▶ _EXERCISE REQUIREMENTS_
Check the listing below line by line and report how many lines hold "page", with no other words.

▶ _THE RECORDS_

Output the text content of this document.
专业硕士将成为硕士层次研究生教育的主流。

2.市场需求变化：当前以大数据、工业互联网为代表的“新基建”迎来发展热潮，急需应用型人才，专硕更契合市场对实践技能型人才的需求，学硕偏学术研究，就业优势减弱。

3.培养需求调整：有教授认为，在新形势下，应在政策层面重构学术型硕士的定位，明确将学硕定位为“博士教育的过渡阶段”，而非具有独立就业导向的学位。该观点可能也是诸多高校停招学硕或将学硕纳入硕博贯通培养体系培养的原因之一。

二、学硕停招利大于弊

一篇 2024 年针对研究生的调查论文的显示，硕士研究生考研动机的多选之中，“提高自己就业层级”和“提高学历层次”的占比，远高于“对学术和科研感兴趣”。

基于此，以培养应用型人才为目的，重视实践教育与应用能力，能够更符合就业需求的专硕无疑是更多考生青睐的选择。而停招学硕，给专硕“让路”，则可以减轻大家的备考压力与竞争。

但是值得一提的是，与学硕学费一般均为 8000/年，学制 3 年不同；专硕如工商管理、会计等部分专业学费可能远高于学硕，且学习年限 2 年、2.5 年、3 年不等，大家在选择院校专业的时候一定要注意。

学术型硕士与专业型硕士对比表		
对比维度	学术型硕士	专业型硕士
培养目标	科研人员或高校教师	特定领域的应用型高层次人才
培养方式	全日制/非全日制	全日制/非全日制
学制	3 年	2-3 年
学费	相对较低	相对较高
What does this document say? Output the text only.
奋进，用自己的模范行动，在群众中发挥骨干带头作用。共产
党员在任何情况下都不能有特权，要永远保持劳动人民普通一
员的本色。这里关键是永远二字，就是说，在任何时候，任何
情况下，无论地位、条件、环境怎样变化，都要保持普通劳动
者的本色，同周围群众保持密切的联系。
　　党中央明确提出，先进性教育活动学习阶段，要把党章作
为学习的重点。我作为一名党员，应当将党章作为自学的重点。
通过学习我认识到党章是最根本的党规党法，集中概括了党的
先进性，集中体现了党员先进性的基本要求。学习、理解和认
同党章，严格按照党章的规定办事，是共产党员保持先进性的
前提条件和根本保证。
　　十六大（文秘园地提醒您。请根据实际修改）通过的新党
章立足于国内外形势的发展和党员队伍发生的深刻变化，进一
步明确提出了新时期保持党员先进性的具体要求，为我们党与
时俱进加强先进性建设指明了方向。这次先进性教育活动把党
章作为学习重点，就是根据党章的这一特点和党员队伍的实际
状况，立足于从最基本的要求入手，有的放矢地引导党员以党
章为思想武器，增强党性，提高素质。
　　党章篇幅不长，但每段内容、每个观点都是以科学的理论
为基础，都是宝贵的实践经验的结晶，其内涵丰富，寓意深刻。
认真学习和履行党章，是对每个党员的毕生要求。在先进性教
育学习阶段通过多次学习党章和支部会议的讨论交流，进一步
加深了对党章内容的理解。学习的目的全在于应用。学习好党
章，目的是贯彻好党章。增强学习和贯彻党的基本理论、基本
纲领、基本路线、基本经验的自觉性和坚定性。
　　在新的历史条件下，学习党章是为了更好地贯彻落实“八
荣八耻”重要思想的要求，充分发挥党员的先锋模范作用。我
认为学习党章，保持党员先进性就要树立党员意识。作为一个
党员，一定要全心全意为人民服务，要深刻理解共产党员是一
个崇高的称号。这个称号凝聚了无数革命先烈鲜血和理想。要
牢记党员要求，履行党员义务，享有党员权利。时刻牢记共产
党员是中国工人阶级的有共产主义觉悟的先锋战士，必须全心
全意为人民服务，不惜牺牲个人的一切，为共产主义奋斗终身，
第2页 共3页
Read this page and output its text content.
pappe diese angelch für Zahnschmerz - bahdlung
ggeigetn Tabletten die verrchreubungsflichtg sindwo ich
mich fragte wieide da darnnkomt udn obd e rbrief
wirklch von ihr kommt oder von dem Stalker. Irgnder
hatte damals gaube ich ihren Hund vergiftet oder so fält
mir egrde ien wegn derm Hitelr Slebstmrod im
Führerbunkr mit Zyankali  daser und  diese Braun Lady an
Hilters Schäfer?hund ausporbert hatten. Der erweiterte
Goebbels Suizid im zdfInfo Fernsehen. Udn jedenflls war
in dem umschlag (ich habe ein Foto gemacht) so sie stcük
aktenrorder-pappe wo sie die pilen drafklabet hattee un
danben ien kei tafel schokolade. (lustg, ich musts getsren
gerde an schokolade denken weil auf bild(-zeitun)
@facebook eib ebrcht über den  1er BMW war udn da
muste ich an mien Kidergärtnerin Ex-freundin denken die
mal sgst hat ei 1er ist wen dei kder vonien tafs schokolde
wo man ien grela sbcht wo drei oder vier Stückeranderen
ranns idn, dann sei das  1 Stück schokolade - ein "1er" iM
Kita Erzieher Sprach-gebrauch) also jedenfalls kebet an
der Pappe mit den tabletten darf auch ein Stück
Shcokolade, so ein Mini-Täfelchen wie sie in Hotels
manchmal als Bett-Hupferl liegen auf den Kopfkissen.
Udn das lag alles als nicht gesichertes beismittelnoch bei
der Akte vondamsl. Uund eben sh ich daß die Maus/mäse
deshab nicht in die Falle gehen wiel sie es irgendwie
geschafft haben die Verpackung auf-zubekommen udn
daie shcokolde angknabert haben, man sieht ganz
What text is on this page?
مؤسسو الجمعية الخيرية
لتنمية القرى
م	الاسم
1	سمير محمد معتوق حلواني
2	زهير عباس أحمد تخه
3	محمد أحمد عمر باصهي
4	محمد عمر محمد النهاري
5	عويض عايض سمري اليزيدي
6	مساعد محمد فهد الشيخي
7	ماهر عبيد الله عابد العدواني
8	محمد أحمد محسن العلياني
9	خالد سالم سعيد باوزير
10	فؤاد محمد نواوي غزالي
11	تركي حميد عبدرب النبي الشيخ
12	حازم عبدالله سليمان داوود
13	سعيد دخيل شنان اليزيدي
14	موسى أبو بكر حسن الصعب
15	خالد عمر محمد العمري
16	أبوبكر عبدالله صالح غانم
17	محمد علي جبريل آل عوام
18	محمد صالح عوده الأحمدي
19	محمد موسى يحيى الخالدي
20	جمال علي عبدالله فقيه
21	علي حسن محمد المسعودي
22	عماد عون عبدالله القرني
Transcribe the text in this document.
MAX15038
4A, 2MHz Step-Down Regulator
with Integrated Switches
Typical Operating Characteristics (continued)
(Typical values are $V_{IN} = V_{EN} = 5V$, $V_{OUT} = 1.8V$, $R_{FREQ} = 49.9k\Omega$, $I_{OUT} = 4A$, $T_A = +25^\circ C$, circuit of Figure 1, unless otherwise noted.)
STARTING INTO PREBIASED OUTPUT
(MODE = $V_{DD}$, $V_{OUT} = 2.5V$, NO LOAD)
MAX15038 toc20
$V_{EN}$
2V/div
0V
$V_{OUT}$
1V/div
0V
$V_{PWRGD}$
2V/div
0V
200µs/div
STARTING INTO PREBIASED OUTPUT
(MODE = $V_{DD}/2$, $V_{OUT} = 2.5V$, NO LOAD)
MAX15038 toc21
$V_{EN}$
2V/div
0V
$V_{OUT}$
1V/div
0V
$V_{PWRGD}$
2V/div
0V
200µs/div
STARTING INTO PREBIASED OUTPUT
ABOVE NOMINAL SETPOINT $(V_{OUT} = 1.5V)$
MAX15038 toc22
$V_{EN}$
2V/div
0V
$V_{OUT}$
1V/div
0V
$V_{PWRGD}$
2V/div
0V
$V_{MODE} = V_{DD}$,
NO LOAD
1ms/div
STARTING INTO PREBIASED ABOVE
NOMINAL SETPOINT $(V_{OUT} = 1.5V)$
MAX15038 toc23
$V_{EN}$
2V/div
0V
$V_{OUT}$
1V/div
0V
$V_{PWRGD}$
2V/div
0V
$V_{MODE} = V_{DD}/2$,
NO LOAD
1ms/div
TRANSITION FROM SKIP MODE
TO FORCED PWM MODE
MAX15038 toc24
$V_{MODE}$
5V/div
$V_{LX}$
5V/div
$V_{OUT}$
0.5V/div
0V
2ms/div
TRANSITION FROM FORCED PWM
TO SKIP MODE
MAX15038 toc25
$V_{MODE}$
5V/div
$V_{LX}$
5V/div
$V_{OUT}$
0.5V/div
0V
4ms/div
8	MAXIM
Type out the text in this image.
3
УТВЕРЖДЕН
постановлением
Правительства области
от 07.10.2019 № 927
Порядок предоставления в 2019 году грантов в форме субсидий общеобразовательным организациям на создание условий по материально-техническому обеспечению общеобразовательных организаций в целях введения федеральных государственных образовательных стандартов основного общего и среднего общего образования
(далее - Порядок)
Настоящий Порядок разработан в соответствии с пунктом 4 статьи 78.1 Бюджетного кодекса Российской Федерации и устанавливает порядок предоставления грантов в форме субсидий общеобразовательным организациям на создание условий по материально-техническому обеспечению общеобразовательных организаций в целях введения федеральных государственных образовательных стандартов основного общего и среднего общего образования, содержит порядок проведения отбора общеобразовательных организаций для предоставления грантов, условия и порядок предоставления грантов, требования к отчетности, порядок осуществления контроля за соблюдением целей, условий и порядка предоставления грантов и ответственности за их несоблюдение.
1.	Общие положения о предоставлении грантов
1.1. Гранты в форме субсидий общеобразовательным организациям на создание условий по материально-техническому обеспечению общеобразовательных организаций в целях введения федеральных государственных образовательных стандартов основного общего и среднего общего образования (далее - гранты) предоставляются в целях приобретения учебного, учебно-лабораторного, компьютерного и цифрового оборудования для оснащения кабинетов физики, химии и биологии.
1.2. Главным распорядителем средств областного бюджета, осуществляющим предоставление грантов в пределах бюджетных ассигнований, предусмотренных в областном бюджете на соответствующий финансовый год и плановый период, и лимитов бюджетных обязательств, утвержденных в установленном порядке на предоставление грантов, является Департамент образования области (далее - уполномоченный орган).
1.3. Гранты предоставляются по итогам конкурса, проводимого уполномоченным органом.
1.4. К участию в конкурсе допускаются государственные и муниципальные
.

▶ _COMPLETE OUTPUT_
2